• **Exercise description**:
Each entry must be reproduced precisely as it stands.

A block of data
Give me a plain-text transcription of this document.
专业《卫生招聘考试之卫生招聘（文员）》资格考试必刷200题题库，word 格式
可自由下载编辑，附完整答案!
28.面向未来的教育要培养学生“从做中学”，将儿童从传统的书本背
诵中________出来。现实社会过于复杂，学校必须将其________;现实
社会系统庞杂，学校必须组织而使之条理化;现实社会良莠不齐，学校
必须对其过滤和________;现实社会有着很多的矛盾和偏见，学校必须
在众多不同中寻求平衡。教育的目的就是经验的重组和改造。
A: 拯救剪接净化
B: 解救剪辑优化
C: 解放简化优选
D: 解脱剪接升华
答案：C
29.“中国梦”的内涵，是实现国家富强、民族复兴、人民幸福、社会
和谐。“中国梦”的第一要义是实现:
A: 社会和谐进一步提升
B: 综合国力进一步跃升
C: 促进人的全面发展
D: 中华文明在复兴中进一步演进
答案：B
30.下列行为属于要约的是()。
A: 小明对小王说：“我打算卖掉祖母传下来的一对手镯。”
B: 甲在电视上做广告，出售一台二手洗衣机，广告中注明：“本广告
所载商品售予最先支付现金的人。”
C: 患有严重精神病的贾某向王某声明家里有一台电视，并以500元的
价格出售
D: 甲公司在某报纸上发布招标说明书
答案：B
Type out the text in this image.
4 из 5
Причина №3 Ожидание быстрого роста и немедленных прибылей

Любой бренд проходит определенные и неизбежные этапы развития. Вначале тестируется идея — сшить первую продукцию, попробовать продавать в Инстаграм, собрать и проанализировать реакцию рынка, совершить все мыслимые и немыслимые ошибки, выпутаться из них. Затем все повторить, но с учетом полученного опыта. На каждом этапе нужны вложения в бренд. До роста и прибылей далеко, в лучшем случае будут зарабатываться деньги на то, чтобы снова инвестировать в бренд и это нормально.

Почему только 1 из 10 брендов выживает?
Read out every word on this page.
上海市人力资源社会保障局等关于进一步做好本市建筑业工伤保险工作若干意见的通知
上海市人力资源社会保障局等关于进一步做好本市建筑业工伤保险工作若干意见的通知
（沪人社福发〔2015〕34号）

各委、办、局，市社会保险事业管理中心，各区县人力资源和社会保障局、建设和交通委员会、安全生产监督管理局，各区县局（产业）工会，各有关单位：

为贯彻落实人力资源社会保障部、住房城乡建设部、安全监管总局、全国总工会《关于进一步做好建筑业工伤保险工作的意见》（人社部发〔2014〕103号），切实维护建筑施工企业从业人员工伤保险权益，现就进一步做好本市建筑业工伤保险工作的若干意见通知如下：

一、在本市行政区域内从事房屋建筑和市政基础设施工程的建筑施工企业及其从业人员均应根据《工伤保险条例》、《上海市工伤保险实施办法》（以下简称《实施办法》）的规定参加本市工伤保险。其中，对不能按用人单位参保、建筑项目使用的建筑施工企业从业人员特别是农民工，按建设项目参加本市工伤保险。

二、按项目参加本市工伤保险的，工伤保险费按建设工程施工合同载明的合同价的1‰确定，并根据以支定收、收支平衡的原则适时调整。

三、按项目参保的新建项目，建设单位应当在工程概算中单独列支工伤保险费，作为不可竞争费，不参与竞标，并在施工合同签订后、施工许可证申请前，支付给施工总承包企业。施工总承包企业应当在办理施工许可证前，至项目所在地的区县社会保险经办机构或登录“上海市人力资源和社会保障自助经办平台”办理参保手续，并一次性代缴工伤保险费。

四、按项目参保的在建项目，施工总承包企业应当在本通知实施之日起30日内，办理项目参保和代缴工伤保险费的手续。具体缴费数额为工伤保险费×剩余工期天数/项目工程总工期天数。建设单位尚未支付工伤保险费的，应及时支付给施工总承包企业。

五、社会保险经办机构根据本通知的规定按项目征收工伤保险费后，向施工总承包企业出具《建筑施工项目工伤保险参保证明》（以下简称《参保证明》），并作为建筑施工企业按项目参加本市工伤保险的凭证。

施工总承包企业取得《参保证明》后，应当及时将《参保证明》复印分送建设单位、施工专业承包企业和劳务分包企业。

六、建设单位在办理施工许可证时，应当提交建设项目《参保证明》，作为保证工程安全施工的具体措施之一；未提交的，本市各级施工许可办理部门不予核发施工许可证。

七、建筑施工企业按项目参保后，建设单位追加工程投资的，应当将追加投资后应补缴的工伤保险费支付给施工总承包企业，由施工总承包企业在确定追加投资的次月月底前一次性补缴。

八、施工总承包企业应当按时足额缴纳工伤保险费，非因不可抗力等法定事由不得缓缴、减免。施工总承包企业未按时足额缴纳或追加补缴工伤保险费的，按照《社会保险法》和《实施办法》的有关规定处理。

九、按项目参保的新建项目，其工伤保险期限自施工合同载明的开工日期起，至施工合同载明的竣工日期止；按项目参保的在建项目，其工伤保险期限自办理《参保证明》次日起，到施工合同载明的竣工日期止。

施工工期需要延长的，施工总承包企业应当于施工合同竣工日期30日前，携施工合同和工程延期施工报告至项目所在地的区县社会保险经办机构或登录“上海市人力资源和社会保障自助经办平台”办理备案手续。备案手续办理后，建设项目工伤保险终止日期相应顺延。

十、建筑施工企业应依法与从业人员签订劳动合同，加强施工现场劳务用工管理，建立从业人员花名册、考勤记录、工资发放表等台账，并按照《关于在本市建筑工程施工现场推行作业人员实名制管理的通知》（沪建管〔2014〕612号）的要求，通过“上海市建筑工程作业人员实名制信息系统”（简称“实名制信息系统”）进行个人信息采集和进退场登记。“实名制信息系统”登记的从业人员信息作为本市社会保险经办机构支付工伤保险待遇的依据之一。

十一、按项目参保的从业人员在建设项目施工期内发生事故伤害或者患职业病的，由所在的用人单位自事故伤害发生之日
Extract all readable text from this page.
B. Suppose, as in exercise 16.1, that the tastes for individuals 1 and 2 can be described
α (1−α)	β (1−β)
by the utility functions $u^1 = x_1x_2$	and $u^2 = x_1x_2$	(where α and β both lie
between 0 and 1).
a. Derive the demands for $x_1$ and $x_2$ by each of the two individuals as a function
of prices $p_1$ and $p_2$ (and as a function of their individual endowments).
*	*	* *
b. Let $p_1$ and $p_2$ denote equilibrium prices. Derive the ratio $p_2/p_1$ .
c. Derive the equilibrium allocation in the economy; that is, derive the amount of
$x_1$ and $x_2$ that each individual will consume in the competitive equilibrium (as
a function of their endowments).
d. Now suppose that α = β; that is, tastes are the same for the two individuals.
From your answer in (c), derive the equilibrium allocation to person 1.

• **Output for this task**:
Give me a plain-text transcription of this document.
专业《卫生招聘考试之卫生招聘（文员）》资格考试必刷200题题库，word 格式
可自由下载编辑，附完整答案!
28.面向未来的教育要培养学生“从做中学”，将儿童从传统的书本背
诵中________出来。现实社会过于复杂，学校必须将其________;现实
社会系统庞杂，学校必须组织而使之条理化;现实社会良莠不齐，学校
必须对其过滤和________;现实社会有着很多的矛盾和偏见，学校必须
在众多不同中寻求平衡。教育的目的就是经验的重组和改造。
A: 拯救剪接净化
B: 解救剪辑优化
C: 解放简化优选
D: 解脱剪接升华
答案：C
29.“中国梦”的内涵，是实现国家富强、民族复兴、人民幸福、社会
和谐。“中国梦”的第一要义是实现:
A: 社会和谐进一步提升
B: 综合国力进一步跃升
C: 促进人的全面发展
D: 中华文明在复兴中进一步演进
答案：B
30.下列行为属于要约的是()。
A: 小明对小王说：“我打算卖掉祖母传下来的一对手镯。”
B: 甲在电视上做广告，出售一台二手洗衣机，广告中注明：“本广告
所载商品售予最先支付现金的人。”
C: 患有严重精神病的贾某向王某声明家里有一台电视，并以500元的
价格出售
D: 甲公司在某报纸上发布招标说明书
答案：B
Type out the text in this image.
4 из 5
Причина №3 Ожидание быстрого роста и немедленных прибылей

Любой бренд проходит определенные и неизбежные этапы развития. Вначале тестируется идея — сшить первую продукцию, попробовать продавать в Инстаграм, собрать и проанализировать реакцию рынка, совершить все мыслимые и немыслимые ошибки, выпутаться из них. Затем все повторить, но с учетом полученного опыта. На каждом этапе нужны вложения в бренд. До роста и прибылей далеко, в лучшем случае будут зарабатываться деньги на то, чтобы снова инвестировать в бренд и это нормально.

Почему только 1 из 10 брендов выживает?
Read out every word on this page.
上海市人力资源社会保障局等关于进一步做好本市建筑业工伤保险工作若干意见的通知
上海市人力资源社会保障局等关于进一步做好本市建筑业工伤保险工作若干意见的通知
（沪人社福发〔2015〕34号）

各委、办、局，市社会保险事业管理中心，各区县人力资源和社会保障局、建设和交通委员会、安全生产监督管理局，各区县局（产业）工会，各有关单位：

为贯彻落实人力资源社会保障部、住房城乡建设部、安全监管总局、全国总工会《关于进一步做好建筑业工伤保险工作的意见》（人社部发〔2014〕103号），切实维护建筑施工企业从业人员工伤保险权益，现就进一步做好本市建筑业工伤保险工作的若干意见通知如下：

一、在本市行政区域内从事房屋建筑和市政基础设施工程的建筑施工企业及其从业人员均应根据《工伤保险条例》、《上海市工伤保险实施办法》（以下简称《实施办法》）的规定参加本市工伤保险。其中，对不能按用人单位参保、建筑项目使用的建筑施工企业从业人员特别是农民工，按建设项目参加本市工伤保险。

二、按项目参加本市工伤保险的，工伤保险费按建设工程施工合同载明的合同价的1‰确定，并根据以支定收、收支平衡的原则适时调整。

三、按项目参保的新建项目，建设单位应当在工程概算中单独列支工伤保险费，作为不可竞争费，不参与竞标，并在施工合同签订后、施工许可证申请前，支付给施工总承包企业。施工总承包企业应当在办理施工许可证前，至项目所在地的区县社会保险经办机构或登录“上海市人力资源和社会保障自助经办平台”办理参保手续，并一次性代缴工伤保险费。

四、按项目参保的在建项目，施工总承包企业应当在本通知实施之日起30日内，办理项目参保和代缴工伤保险费的手续。具体缴费数额为工伤保险费×剩余工期天数/项目工程总工期天数。建设单位尚未支付工伤保险费的，应及时支付给施工总承包企业。

五、社会保险经办机构根据本通知的规定按项目征收工伤保险费后，向施工总承包企业出具《建筑施工项目工伤保险参保证明》（以下简称《参保证明》），并作为建筑施工企业按项目参加本市工伤保险的凭证。

施工总承包企业取得《参保证明》后，应当及时将《参保证明》复印分送建设单位、施工专业承包企业和劳务分包企业。

六、建设单位在办理施工许可证时，应当提交建设项目《参保证明》，作为保证工程安全施工的具体措施之一；未提交的，本市各级施工许可办理部门不予核发施工许可证。

七、建筑施工企业按项目参保后，建设单位追加工程投资的，应当将追加投资后应补缴的工伤保险费支付给施工总承包企业，由施工总承包企业在确定追加投资的次月月底前一次性补缴。

八、施工总承包企业应当按时足额缴纳工伤保险费，非因不可抗力等法定事由不得缓缴、减免。施工总承包企业未按时足额缴纳或追加补缴工伤保险费的，按照《社会保险法》和《实施办法》的有关规定处理。

九、按项目参保的新建项目，其工伤保险期限自施工合同载明的开工日期起，至施工合同载明的竣工日期止；按项目参保的在建项目，其工伤保险期限自办理《参保证明》次日起，到施工合同载明的竣工日期止。

施工工期需要延长的，施工总承包企业应当于施工合同竣工日期30日前，携施工合同和工程延期施工报告至项目所在地的区县社会保险经办机构或登录“上海市人力资源和社会保障自助经办平台”办理备案手续。备案手续办理后，建设项目工伤保险终止日期相应顺延。

十、建筑施工企业应依法与从业人员签订劳动合同，加强施工现场劳务用工管理，建立从业人员花名册、考勤记录、工资发放表等台账，并按照《关于在本市建筑工程施工现场推行作业人员实名制管理的通知》（沪建管〔2014〕612号）的要求，通过“上海市建筑工程作业人员实名制信息系统”（简称“实名制信息系统”）进行个人信息采集和进退场登记。“实名制信息系统”登记的从业人员信息作为本市社会保险经办机构支付工伤保险待遇的依据之一。

十一、按项目参保的从业人员在建设项目施工期内发生事故伤害或者患职业病的，由所在的用人单位自事故伤害发生之日
Extract all readable text from this page.
B. Suppose, as in exercise 16.1, that the tastes for individuals 1 and 2 can be described
α (1−α)	β (1−β)
by the utility functions $u^1 = x_1x_2$	and $u^2 = x_1x_2$	(where α and β both lie
between 0 and 1).
a. Derive the demands for $x_1$ and $x_2$ by each of the two individuals as a function
of prices $p_1$ and $p_2$ (and as a function of their individual endowments).
*	*	* *
b. Let $p_1$ and $p_2$ denote equilibrium prices. Derive the ratio $p_2/p_1$ .
c. Derive the equilibrium allocation in the economy; that is, derive the amount of
$x_1$ and $x_2$ that each individual will consume in the competitive equilibrium (as
a function of their endowments).
d. Now suppose that α = β; that is, tastes are the same for the two individuals.
From your answer in (c), derive the equilibrium allocation to person 1.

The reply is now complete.